**Your instructions:** Check each line of the listing below for the string "стои", and copy the ones that have it.
━━━ Data listing ━━━
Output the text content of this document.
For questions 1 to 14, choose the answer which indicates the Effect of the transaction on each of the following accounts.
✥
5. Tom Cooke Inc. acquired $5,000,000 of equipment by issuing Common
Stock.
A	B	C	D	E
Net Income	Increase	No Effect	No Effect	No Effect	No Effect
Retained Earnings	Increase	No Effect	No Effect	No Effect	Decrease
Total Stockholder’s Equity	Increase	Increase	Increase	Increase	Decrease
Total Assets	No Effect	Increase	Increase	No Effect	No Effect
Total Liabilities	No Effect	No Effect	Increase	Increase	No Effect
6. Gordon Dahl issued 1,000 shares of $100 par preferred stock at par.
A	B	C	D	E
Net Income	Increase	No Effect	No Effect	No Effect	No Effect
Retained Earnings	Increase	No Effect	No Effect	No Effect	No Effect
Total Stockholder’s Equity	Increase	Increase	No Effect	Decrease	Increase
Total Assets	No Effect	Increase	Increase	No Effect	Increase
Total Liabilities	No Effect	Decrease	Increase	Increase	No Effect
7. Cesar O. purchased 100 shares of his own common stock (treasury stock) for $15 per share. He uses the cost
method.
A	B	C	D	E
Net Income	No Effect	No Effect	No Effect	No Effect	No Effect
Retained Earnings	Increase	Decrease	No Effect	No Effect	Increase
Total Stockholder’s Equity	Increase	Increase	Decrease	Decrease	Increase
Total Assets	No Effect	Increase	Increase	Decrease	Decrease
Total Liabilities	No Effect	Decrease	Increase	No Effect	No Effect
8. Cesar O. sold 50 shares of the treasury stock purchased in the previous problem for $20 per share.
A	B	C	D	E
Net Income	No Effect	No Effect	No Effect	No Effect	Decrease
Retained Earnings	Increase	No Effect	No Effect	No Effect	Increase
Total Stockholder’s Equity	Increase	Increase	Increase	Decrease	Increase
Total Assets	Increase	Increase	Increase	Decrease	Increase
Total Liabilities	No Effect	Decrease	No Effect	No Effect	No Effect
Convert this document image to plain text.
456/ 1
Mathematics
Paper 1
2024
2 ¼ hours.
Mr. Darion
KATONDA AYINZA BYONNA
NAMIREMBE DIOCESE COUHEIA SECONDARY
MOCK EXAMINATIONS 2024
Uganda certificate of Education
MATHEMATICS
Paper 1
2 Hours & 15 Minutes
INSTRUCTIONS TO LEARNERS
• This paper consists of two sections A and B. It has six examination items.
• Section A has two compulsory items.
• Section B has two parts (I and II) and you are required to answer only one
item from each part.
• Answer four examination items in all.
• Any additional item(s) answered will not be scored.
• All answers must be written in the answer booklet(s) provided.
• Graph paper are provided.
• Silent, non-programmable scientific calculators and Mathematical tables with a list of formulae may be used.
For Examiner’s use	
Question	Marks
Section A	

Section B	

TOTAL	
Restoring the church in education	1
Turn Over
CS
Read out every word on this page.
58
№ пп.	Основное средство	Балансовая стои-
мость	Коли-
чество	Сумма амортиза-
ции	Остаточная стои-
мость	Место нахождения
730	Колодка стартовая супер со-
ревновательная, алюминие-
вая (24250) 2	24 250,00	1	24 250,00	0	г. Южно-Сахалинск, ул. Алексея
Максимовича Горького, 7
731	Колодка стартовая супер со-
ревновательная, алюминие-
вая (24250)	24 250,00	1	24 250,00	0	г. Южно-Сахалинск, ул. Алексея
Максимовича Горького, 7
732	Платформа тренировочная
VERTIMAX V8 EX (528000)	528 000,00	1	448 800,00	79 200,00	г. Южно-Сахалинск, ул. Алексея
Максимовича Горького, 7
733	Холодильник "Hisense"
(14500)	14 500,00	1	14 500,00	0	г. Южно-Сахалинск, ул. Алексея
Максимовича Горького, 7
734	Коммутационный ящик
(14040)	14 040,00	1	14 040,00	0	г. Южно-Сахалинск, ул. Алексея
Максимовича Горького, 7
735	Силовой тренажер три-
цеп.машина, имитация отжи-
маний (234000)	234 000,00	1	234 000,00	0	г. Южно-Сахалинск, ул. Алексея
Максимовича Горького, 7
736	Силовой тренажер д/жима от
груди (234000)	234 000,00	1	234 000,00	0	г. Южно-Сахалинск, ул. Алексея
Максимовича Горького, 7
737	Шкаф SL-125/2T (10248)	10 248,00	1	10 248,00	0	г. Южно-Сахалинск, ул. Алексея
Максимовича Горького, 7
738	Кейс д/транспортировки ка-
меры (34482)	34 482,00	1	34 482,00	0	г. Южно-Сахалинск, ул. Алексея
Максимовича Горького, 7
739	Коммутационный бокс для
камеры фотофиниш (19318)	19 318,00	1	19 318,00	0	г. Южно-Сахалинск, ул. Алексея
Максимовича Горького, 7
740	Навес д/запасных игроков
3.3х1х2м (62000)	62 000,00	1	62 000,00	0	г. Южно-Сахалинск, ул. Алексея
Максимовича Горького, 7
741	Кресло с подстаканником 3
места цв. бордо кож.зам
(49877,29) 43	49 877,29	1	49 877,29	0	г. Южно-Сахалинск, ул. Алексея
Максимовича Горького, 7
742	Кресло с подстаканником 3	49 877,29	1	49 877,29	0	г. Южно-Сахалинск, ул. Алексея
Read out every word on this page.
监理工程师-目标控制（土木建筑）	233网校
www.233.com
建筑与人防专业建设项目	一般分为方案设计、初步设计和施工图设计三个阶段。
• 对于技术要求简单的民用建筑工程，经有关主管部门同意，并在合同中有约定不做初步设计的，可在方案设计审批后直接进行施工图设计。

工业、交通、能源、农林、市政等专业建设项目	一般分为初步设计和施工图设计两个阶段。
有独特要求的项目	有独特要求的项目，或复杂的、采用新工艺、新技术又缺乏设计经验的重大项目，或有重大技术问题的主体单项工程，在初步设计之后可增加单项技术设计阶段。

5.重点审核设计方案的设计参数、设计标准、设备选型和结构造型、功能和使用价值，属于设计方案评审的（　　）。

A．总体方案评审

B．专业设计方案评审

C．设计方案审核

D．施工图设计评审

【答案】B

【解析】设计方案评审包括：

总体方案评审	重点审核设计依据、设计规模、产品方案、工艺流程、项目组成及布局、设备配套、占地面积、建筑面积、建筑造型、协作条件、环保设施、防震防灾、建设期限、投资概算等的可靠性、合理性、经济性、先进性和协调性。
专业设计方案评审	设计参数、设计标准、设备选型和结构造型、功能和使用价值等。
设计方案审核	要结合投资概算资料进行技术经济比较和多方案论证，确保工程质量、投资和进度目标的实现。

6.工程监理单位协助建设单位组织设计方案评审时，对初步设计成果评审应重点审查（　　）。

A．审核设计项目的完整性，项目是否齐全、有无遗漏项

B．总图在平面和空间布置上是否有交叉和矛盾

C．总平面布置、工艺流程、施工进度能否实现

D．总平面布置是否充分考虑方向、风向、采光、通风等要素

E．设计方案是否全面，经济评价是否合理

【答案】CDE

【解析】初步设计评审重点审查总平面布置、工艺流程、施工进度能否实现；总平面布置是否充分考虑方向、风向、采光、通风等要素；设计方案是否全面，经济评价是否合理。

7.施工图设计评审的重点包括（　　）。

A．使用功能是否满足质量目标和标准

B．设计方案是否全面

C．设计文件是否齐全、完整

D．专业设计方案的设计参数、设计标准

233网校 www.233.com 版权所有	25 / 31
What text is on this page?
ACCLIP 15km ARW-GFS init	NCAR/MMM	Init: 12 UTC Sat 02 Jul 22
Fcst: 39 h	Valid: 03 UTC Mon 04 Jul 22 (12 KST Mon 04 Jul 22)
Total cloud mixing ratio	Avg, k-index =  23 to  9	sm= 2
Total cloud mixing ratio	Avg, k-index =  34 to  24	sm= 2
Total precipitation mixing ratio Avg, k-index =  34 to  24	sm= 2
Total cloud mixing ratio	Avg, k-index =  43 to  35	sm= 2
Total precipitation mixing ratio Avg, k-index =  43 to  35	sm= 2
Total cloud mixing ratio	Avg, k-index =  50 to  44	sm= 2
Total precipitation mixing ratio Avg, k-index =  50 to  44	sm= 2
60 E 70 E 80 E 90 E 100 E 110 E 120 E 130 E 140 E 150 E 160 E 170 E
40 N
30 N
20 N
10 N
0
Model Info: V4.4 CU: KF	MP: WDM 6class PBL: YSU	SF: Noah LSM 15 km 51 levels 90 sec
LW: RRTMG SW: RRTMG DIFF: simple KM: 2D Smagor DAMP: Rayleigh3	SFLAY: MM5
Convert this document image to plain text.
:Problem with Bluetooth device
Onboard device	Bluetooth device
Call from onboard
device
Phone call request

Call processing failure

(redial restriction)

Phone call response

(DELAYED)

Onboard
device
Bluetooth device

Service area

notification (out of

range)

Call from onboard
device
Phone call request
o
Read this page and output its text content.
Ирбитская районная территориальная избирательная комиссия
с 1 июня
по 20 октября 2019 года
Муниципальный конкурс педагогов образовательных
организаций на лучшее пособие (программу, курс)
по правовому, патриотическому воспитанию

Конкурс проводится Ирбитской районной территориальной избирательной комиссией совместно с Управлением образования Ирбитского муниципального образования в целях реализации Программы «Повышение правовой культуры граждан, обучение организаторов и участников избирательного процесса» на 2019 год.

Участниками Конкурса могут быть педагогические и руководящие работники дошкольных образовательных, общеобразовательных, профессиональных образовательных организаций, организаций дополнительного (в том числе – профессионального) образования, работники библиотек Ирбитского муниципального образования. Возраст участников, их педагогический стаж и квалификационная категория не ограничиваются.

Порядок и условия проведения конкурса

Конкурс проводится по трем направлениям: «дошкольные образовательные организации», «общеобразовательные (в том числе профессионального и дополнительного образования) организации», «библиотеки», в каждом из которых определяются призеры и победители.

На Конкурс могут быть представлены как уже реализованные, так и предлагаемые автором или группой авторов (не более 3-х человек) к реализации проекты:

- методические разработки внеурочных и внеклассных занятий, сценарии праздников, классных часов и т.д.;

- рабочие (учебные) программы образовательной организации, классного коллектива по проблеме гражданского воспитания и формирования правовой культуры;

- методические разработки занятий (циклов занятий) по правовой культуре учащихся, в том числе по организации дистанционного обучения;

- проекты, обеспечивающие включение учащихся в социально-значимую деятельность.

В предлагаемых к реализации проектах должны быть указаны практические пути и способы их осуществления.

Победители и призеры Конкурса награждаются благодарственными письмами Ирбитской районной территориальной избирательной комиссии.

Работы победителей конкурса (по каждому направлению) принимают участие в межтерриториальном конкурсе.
━━━
**Task response:**
№ пп.	Основное средство	Балансовая стои-
ции	Остаточная стои-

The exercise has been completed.